• [Source data]
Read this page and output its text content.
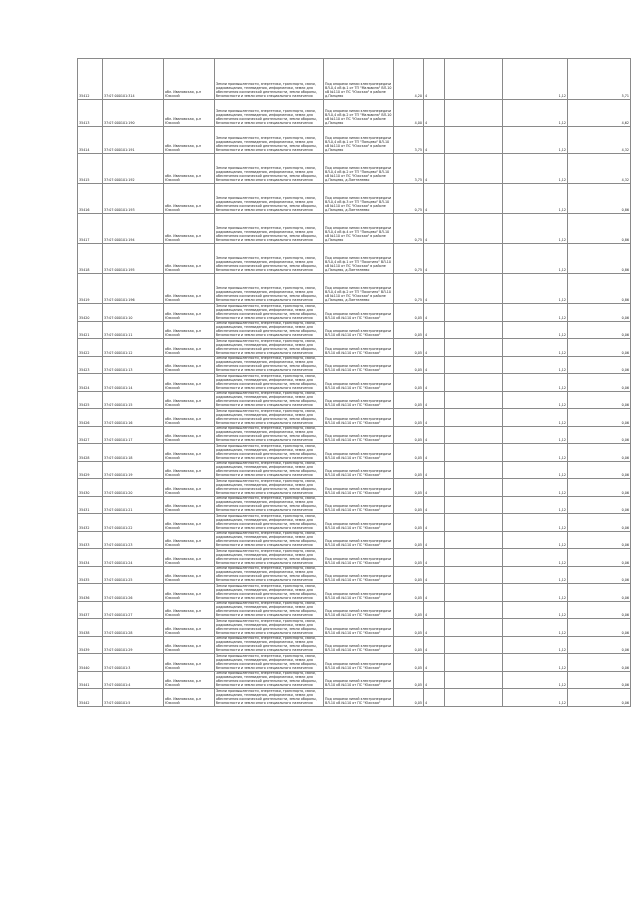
35412	37:07:000101:314	обл. Ивановская, р-н Южский	Земли промышленности, энергетики, транспорта, связи, радиовещания, телевидения, информатики, земли для обеспечения космической деятельности, земли обороны, безопасности и земли иного специального назначения	Под опорами линии электропередачи ВЛ-0,4 кВ ф.1 от ТП "Мальвина" ВЛ-10 кВ №110 от ПС "Южская" в районе д.Панцево	4,20	4		1,12	5,71
35413	37:07:000101:190	обл. Ивановская, р-н Южский	Земли промышленности, энергетики, транспорта, связи, радиовещания, телевидения, информатики, земли для обеспечения космической деятельности, земли обороны, безопасности и земли иного специального назначения	Под опорами линии электропередачи ВЛ-0,4 кВ ф.2 от ТП "Мальвина" ВЛ-10 кВ №110 от ПС "Южская" в районе д.Панцево	4,00	4		1,12	4,62
35414	37:07:000101:191	обл. Ивановская, р-н Южский	Земли промышленности, энергетики, транспорта, связи, радиовещания, телевидения, информатики, земли для обеспечения космической деятельности, земли обороны, безопасности и земли иного специального назначения	Под опорами линии электропередачи ВЛ-0,4 кВ ф.1 от ТП "Панцево" ВЛ-10 кВ №110 от ПС "Южская" в районе д.Панцево	3,75	4		1,12	4,32
35415	37:07:000101:192	обл. Ивановская, р-н Южский	Земли промышленности, энергетики, транспорта, связи, радиовещания, телевидения, информатики, земли для обеспечения космической деятельности, земли обороны, безопасности и земли иного специального назначения	Под опорами линии электропередачи ВЛ-0,4 кВ ф.2 от ТП "Панцево" ВЛ-10 кВ №110 от ПС "Южская" в районе д.Панцево, д.Пантелеево	3,75	4		1,12	4,32
35416	37:07:000101:193	обл. Ивановская, р-н Южский	Земли промышленности, энергетики, транспорта, связи, радиовещания, телевидения, информатики, земли для обеспечения космической деятельности, земли обороны, безопасности и земли иного специального назначения	Под опорами линии электропередачи ВЛ-0,4 кВ ф.3 от ТП "Панцево" ВЛ-10 кВ №110 от ПС "Южская" в районе д.Панцево, д.Пантелеево	0,75	4		1,12	0,86
35417	37:07:000101:194	обл. Ивановская, р-н Южский	Земли промышленности, энергетики, транспорта, связи, радиовещания, телевидения, информатики, земли для обеспечения космической деятельности, земли обороны, безопасности и земли иного специального назначения	Под опорами линии электропередачи ВЛ-0,4 кВ ф.4 от ТП "Панцево" ВЛ-10 кВ №110 от ПС "Южская" в районе д.Панцево	0,75	4		1,12	0,86
35418	37:07:000101:195	обл. Ивановская, р-н Южский	Земли промышленности, энергетики, транспорта, связи, радиовещания, телевидения, информатики, земли для обеспечения космической деятельности, земли обороны, безопасности и земли иного специального назначения	Под опорами линии электропередачи ВЛ-0,4 кВ ф.1 от ТП "Пахотино" ВЛ-10 кВ №110 от ПС "Южская" в районе д.Панцево, д.Пантелеево	0,75	4		1,12	0,86
35419	37:07:000101:196	обл. Ивановская, р-н Южский	Земли промышленности, энергетики, транспорта, связи, радиовещания, телевидения, информатики, земли для обеспечения космической деятельности, земли обороны, безопасности и земли иного специального назначения	Под опорами линии электропередачи ВЛ-0,4 кВ ф.2 от ТП "Пахотино" ВЛ-10 кВ №110 от ПС "Южская" в районе д.Панцево, д.Пантелеево	0,75	4		1,12	0,86
35420	37:07:000101:10	обл. Ивановская, р-н Южский	Земли промышленности, энергетики, транспорта, связи, радиовещания, телевидения, информатики, земли для обеспечения космической деятельности, земли обороны, безопасности и земли иного специального назначения	Под опорами линий электропередачи ВЛ-10 кВ №110 от ПС "Южская"	0,05	4		1,12	0,06
35421	37:07:000101:11	обл. Ивановская, р-н Южский	Земли промышленности, энергетики, транспорта, связи, радиовещания, телевидения, информатики, земли для обеспечения космической деятельности, земли обороны, безопасности и земли иного специального назначения	Под опорами линий электропередачи ВЛ-10 кВ №110 от ПС "Южская"	0,05	4		1,12	0,06
35422	37:07:000101:12	обл. Ивановская, р-н Южский	Земли промышленности, энергетики, транспорта, связи, радиовещания, телевидения, информатики, земли для обеспечения космической деятельности, земли обороны, безопасности и земли иного специального назначения	Под опорами линий электропередачи ВЛ-10 кВ №110 от ПС "Южская"	0,05	4		1,12	0,06
35423	37:07:000101:13	обл. Ивановская, р-н Южский	Земли промышленности, энергетики, транспорта, связи, радиовещания, телевидения, информатики, земли для обеспечения космической деятельности, земли обороны, безопасности и земли иного специального назначения	Под опорами линий электропередачи ВЛ-10 кВ №110 от ПС "Южская"	0,05	4		1,12	0,06
35424	37:07:000101:14	обл. Ивановская, р-н Южский	Земли промышленности, энергетики, транспорта, связи, радиовещания, телевидения, информатики, земли для обеспечения космической деятельности, земли обороны, безопасности и земли иного специального назначения	Под опорами линий электропередачи ВЛ-10 кВ №110 от ПС "Южская"	0,05	4		1,12	0,06
35425	37:07:000101:15	обл. Ивановская, р-н Южский	Земли промышленности, энергетики, транспорта, связи, радиовещания, телевидения, информатики, земли для обеспечения космической деятельности, земли обороны, безопасности и земли иного специального назначения	Под опорами линий электропередачи ВЛ-10 кВ №110 от ПС "Южская"	0,05	4		1,12	0,06
35426	37:07:000101:16	обл. Ивановская, р-н Южский	Земли промышленности, энергетики, транспорта, связи, радиовещания, телевидения, информатики, земли для обеспечения космической деятельности, земли обороны, безопасности и земли иного специального назначения	Под опорами линий электропередачи ВЛ-10 кВ №110 от ПС "Южская"	0,05	4		1,12	0,06
35427	37:07:000101:17	обл. Ивановская, р-н Южский	Земли промышленности, энергетики, транспорта, связи, радиовещания, телевидения, информатики, земли для обеспечения космической деятельности, земли обороны, безопасности и земли иного специального назначения	Под опорами линий электропередачи ВЛ-10 кВ №110 от ПС "Южская"	0,05	4		1,12	0,06
35428	37:07:000101:18	обл. Ивановская, р-н Южский	Земли промышленности, энергетики, транспорта, связи, радиовещания, телевидения, информатики, земли для обеспечения космической деятельности, земли обороны, безопасности и земли иного специального назначения	Под опорами линий электропередачи ВЛ-10 кВ №110 от ПС "Южская"	0,05	4		1,12	0,06
35429	37:07:000101:19	обл. Ивановская, р-н Южский	Земли промышленности, энергетики, транспорта, связи, радиовещания, телевидения, информатики, земли для обеспечения космической деятельности, земли обороны, безопасности и земли иного специального назначения	Под опорами линий электропередачи ВЛ-10 кВ №110 от ПС "Южская"	0,05	4		1,12	0,06
35430	37:07:000101:20	обл. Ивановская, р-н Южский	Земли промышленности, энергетики, транспорта, связи, радиовещания, телевидения, информатики, земли для обеспечения космической деятельности, земли обороны, безопасности и земли иного специального назначения	Под опорами линий электропередачи ВЛ-10 кВ №110 от ПС "Южская"	0,05	4		1,12	0,06
35431	37:07:000101:21	обл. Ивановская, р-н Южский	Земли промышленности, энергетики, транспорта, связи, радиовещания, телевидения, информатики, земли для обеспечения космической деятельности, земли обороны, безопасности и земли иного специального назначения	Под опорами линий электропередачи ВЛ-10 кВ №110 от ПС "Южская"	0,05	4		1,12	0,06
35432	37:07:000101:22	обл. Ивановская, р-н Южский	Земли промышленности, энергетики, транспорта, связи, радиовещания, телевидения, информатики, земли для обеспечения космической деятельности, земли обороны, безопасности и земли иного специального назначения	Под опорами линий электропередачи ВЛ-10 кВ №110 от ПС "Южская"	0,05	4		1,12	0,06
35433	37:07:000101:23	обл. Ивановская, р-н Южский	Земли промышленности, энергетики, транспорта, связи, радиовещания, телевидения, информатики, земли для обеспечения космической деятельности, земли обороны, безопасности и земли иного специального назначения	Под опорами линий электропередачи ВЛ-10 кВ №110 от ПС "Южская"	0,05	4		1,12	0,06
35434	37:07:000101:24	обл. Ивановская, р-н Южский	Земли промышленности, энергетики, транспорта, связи, радиовещания, телевидения, информатики, земли для обеспечения космической деятельности, земли обороны, безопасности и земли иного специального назначения	Под опорами линий электропередачи ВЛ-10 кВ №110 от ПС "Южская"	0,05	4		1,12	0,06
35435	37:07:000101:25	обл. Ивановская, р-н Южский	Земли промышленности, энергетики, транспорта, связи, радиовещания, телевидения, информатики, земли для обеспечения космической деятельности, земли обороны, безопасности и земли иного специального назначения	Под опорами линий электропередачи ВЛ-10 кВ №110 от ПС "Южская"	0,05	4		1,12	0,06
35436	37:07:000101:26	обл. Ивановская, р-н Южский	Земли промышленности, энергетики, транспорта, связи, радиовещания, телевидения, информатики, земли для обеспечения космической деятельности, земли обороны, безопасности и земли иного специального назначения	Под опорами линий электропередачи ВЛ-10 кВ №110 от ПС "Южская"	0,05	4		1,12	0,06
35437	37:07:000101:27	обл. Ивановская, р-н Южский	Земли промышленности, энергетики, транспорта, связи, радиовещания, телевидения, информатики, земли для обеспечения космической деятельности, земли обороны, безопасности и земли иного специального назначения	Под опорами линий электропередачи ВЛ-10 кВ №110 от ПС "Южская"	0,05	4		1,12	0,06
35438	37:07:000101:28	обл. Ивановская, р-н Южский	Земли промышленности, энергетики, транспорта, связи, радиовещания, телевидения, информатики, земли для обеспечения космической деятельности, земли обороны, безопасности и земли иного специального назначения	Под опорами линий электропередачи ВЛ-10 кВ №110 от ПС "Южская"	0,05	4		1,12	0,06
35439	37:07:000101:29	обл. Ивановская, р-н Южский	Земли промышленности, энергетики, транспорта, связи, радиовещания, телевидения, информатики, земли для обеспечения космической деятельности, земли обороны, безопасности и земли иного специального назначения	Под опорами линий электропередачи ВЛ-10 кВ №110 от ПС "Южская"	0,05	4		1,12	0,06
35440	37:07:000101:3	обл. Ивановская, р-н Южский	Земли промышленности, энергетики, транспорта, связи, радиовещания, телевидения, информатики, земли для обеспечения космической деятельности, земли обороны, безопасности и земли иного специального назначения	Под опорами линий электропередачи ВЛ-10 кВ №110 от ПС "Южская"	0,05	4		1,12	0,06
35441	37:07:000101:4	обл. Ивановская, р-н Южский	Земли промышленности, энергетики, транспорта, связи, радиовещания, телевидения, информатики, земли для обеспечения космической деятельности, земли обороны, безопасности и земли иного специального назначения	Под опорами линий электропередачи ВЛ-10 кВ №110 от ПС "Южская"	0,05	4		1,12	0,06
35442	37:07:000101:5	обл. Ивановская, р-н Южский	Земли промышленности, энергетики, транспорта, связи, радиовещания, телевидения, информатики, земли для обеспечения космической деятельности, земли обороны, безопасности и земли иного специального назначения	Под опорами линий электропередачи ВЛ-10 кВ №110 от ПС "Южская"	0,05	4		1,12	0,06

• [Given instruction] Find the lines with the string "Мальвина" and reproduce them.

• [Task solution]
35412	37:07:000101:314	обл. Ивановская, р-н Южский	Земли промышленности, энергетики, транспорта, связи, радиовещания, телевидения, информатики, земли для обеспечения космической деятельности, земли обороны, безопасности и земли иного специального назначения	Под опорами линии электропередачи ВЛ-0,4 кВ ф.1 от ТП "Мальвина" ВЛ-10 кВ №110 от ПС "Южская" в районе д.Панцево	4,20	4		1,12	5,71
35413	37:07:000101:190	обл. Ивановская, р-н Южский	Земли промышленности, энергетики, транспорта, связи, радиовещания, телевидения, информатики, земли для обеспечения космической деятельности, земли обороны, безопасности и земли иного специального назначения	Под опорами линии электропередачи ВЛ-0,4 кВ ф.2 от ТП "Мальвина" ВЛ-10 кВ №110 от ПС "Южская" в районе д.Панцево	4,00	4		1,12	4,62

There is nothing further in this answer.